ENTRIES SHOWN
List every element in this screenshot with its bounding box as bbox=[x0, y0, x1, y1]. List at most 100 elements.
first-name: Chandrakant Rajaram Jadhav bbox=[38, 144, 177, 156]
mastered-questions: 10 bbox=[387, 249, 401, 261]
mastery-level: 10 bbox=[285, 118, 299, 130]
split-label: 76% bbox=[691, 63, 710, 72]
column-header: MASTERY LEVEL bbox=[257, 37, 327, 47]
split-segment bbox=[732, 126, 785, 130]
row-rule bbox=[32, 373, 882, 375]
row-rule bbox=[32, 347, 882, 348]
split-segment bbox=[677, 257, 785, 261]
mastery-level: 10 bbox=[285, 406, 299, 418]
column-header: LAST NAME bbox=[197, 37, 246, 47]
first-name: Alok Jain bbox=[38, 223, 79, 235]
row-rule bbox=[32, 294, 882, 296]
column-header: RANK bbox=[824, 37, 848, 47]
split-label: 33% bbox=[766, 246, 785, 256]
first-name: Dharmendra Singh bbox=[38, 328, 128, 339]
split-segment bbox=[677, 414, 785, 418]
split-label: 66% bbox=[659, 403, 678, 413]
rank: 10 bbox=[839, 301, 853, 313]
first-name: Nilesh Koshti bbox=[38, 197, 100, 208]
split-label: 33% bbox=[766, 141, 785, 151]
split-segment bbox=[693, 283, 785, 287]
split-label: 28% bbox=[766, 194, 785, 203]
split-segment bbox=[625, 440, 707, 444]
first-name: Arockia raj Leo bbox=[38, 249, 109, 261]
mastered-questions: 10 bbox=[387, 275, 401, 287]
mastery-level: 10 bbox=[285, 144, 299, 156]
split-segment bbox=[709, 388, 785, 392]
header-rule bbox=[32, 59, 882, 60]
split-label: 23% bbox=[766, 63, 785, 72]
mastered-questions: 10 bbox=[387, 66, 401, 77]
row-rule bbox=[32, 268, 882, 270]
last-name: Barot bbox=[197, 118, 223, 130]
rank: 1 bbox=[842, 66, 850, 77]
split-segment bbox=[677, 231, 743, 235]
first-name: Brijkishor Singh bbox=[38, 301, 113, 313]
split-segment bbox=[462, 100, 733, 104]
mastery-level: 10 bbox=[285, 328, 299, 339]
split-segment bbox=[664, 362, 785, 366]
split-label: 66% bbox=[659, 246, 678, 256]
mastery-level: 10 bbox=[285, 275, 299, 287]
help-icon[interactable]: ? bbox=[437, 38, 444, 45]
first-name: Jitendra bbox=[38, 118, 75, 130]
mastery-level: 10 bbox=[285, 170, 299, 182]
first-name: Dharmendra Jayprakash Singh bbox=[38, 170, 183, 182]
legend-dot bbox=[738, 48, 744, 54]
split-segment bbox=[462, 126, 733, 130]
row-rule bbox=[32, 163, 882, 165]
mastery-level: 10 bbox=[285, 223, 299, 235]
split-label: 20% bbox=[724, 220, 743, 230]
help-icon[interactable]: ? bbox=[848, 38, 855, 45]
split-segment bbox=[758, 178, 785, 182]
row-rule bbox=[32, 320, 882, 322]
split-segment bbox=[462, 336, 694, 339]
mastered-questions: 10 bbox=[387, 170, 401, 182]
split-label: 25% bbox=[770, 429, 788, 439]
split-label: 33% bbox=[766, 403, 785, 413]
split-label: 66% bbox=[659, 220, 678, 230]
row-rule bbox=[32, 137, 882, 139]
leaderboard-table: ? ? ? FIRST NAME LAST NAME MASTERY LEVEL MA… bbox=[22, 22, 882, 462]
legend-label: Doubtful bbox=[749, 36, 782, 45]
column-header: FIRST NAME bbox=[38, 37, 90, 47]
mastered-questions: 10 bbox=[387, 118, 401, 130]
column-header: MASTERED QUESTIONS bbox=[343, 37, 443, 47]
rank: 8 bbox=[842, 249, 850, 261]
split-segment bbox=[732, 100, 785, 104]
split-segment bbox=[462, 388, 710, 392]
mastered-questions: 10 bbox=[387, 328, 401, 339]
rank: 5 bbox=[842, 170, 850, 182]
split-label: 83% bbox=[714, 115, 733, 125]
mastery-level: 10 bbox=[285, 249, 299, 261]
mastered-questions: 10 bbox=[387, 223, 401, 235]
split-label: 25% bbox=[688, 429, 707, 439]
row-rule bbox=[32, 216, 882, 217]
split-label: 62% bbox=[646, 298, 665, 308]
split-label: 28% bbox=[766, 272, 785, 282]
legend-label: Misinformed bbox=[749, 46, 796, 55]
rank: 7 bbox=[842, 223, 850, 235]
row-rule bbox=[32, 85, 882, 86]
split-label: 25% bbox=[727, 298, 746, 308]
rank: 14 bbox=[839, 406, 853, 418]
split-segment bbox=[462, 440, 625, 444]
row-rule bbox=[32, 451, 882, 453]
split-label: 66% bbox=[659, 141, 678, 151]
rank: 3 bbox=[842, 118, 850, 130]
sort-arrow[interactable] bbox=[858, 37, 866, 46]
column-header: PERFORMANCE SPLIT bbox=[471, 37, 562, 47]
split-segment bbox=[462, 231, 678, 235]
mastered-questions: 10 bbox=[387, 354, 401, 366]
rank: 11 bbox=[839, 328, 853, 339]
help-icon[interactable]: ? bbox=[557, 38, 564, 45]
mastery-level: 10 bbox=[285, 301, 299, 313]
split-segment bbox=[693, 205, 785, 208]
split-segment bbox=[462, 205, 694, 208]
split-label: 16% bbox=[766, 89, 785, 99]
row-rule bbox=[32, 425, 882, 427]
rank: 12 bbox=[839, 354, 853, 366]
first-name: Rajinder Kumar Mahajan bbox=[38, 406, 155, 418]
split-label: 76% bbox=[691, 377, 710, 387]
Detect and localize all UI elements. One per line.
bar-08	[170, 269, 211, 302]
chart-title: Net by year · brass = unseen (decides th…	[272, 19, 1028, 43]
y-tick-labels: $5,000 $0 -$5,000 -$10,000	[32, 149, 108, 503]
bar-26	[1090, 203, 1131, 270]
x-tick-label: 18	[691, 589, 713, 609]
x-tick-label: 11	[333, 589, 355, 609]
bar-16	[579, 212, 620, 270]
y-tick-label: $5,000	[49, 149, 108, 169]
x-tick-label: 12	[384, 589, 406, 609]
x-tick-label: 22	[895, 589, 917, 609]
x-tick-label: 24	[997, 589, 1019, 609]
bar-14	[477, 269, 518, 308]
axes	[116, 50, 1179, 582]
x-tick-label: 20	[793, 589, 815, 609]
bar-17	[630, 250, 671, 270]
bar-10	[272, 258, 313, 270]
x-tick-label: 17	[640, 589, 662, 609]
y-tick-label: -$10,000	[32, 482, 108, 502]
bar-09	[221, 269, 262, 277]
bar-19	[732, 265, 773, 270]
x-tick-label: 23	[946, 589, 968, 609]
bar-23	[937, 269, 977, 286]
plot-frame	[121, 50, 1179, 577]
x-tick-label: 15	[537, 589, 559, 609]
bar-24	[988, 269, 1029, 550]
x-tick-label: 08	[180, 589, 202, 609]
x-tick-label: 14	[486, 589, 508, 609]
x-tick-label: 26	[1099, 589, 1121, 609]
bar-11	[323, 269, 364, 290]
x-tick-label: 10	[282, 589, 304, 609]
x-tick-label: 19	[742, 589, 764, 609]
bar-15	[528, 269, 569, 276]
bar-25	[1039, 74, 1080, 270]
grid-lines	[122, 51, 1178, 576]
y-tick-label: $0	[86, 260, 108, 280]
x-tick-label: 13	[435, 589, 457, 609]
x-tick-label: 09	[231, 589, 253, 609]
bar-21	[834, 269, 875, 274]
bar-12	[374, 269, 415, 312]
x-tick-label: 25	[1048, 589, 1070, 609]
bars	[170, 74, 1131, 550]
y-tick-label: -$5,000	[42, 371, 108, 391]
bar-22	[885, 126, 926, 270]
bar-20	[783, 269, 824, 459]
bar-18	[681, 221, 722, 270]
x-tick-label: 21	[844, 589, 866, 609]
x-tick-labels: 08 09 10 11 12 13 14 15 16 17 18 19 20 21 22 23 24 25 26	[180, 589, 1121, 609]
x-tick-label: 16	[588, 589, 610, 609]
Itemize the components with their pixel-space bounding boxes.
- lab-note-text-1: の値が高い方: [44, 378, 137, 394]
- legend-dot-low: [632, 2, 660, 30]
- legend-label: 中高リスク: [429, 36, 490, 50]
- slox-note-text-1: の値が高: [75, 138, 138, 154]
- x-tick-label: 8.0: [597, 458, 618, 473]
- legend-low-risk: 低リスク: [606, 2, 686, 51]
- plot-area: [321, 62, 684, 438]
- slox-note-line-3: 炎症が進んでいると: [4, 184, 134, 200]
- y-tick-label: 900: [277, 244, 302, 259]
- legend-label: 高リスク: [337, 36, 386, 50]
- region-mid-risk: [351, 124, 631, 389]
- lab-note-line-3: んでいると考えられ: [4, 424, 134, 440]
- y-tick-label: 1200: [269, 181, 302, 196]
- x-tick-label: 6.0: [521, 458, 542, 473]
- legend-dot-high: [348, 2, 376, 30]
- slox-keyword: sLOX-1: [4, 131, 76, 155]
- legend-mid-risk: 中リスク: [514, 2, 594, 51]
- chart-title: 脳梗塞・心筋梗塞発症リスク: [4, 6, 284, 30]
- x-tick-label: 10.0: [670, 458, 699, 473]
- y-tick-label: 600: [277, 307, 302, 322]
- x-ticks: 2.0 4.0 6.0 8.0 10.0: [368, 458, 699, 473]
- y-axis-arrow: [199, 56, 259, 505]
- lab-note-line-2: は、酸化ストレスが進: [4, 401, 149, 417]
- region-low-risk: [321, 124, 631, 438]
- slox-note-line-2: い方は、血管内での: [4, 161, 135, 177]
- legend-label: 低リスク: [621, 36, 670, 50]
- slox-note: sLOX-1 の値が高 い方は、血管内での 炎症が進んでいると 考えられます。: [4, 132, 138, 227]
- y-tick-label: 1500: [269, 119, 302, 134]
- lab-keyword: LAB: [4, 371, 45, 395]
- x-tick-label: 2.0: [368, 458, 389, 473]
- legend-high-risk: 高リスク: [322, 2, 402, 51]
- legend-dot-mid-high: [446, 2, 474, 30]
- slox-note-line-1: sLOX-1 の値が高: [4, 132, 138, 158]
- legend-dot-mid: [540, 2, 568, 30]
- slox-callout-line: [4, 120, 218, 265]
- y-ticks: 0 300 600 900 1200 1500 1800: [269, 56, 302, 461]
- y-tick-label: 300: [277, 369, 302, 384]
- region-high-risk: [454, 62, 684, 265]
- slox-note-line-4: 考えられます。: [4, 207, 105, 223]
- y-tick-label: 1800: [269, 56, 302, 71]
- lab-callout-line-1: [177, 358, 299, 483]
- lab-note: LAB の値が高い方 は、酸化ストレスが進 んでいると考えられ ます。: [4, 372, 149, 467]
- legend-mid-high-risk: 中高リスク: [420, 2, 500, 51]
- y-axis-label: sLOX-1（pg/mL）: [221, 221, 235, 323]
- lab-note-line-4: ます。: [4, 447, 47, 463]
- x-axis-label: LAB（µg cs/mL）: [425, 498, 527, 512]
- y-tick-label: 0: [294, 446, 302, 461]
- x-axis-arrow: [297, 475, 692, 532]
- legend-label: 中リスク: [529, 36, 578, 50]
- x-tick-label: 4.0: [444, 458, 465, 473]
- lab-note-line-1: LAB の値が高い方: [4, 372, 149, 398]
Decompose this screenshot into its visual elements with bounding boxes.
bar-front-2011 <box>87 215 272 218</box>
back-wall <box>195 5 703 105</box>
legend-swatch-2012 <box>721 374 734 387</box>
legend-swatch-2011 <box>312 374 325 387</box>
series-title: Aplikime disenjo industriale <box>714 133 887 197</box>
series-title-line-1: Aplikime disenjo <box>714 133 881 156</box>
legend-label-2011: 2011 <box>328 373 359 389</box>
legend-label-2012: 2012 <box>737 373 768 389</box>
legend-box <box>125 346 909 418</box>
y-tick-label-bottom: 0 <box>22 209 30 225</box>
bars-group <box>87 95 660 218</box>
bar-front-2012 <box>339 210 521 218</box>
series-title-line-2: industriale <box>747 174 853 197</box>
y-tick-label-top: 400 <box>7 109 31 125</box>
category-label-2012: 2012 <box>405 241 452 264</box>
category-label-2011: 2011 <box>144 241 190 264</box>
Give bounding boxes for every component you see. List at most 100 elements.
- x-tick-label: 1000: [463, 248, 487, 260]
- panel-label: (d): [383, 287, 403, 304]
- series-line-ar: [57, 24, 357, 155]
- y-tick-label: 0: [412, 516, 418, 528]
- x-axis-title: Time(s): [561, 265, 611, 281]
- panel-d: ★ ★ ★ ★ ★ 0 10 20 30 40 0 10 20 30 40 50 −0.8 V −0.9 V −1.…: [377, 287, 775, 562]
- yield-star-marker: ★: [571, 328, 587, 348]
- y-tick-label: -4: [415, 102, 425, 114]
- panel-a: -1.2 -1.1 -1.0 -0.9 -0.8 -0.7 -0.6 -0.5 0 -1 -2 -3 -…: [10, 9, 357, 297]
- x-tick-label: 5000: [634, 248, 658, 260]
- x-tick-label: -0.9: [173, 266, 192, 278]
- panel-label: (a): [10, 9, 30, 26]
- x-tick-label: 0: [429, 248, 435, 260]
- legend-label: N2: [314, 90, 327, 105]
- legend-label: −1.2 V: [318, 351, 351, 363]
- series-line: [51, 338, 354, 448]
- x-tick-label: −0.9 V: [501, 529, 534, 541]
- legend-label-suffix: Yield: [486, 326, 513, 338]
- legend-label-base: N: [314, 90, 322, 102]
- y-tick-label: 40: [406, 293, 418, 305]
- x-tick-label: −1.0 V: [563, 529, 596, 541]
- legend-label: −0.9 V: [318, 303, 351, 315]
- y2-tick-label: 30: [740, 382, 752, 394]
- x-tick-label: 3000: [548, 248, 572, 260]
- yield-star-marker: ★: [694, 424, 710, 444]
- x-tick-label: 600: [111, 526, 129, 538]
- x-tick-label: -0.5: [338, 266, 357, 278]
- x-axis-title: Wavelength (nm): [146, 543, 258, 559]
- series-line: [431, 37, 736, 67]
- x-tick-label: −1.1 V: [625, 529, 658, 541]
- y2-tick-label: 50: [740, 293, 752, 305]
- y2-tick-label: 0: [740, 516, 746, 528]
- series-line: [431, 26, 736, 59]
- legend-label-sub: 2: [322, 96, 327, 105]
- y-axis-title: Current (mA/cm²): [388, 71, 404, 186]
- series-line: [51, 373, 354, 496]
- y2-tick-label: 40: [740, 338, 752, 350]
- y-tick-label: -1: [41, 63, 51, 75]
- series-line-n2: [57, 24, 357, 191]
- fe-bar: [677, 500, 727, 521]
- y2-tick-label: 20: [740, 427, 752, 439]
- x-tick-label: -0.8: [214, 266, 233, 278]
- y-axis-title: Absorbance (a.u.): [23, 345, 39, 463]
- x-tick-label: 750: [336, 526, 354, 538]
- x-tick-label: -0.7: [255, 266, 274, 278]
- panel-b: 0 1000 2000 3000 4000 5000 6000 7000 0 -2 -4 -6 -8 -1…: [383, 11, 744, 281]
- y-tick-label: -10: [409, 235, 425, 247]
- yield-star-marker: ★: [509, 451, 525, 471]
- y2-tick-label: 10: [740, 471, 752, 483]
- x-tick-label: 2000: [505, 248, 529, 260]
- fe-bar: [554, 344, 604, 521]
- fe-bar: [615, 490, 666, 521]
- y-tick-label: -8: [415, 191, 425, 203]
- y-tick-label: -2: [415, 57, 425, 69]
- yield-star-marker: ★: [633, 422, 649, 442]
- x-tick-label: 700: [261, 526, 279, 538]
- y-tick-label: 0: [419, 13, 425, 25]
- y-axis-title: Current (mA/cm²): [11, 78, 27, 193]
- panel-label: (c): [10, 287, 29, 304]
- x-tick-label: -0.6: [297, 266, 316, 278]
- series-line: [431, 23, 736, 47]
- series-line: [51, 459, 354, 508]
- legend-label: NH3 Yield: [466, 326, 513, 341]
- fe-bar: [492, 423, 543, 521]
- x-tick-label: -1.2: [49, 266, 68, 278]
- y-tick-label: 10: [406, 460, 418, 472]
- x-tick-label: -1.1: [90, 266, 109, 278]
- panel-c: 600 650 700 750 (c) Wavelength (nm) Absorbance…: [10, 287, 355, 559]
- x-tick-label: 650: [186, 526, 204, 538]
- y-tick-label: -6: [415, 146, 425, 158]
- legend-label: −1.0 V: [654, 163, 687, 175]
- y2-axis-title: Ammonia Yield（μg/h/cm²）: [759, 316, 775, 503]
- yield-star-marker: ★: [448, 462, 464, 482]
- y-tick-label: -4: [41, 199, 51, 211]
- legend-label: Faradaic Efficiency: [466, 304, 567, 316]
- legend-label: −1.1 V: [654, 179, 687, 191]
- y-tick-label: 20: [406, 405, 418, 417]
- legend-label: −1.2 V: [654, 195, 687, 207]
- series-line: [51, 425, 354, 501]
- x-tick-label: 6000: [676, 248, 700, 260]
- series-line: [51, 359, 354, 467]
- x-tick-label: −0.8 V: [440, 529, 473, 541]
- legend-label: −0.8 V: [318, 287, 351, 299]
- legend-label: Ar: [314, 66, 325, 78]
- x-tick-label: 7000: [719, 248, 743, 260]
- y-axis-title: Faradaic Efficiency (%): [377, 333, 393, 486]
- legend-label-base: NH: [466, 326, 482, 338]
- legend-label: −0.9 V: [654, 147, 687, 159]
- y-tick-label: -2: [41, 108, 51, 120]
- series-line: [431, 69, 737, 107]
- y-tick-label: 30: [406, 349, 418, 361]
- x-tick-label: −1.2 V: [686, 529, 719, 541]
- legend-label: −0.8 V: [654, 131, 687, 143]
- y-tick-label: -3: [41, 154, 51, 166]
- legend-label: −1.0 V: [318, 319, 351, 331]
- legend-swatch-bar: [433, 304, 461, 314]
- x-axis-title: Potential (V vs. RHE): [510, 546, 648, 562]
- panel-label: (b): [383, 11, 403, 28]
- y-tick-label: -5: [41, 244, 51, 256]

TASK
Please collect every line of the items above that contains the string "Dharmendra", and copy each one.

CORRECT RESULT
first-name: Dharmendra Singh bbox=[38, 328, 128, 339]
first-name: Dharmendra Jayprakash Singh bbox=[38, 170, 183, 182]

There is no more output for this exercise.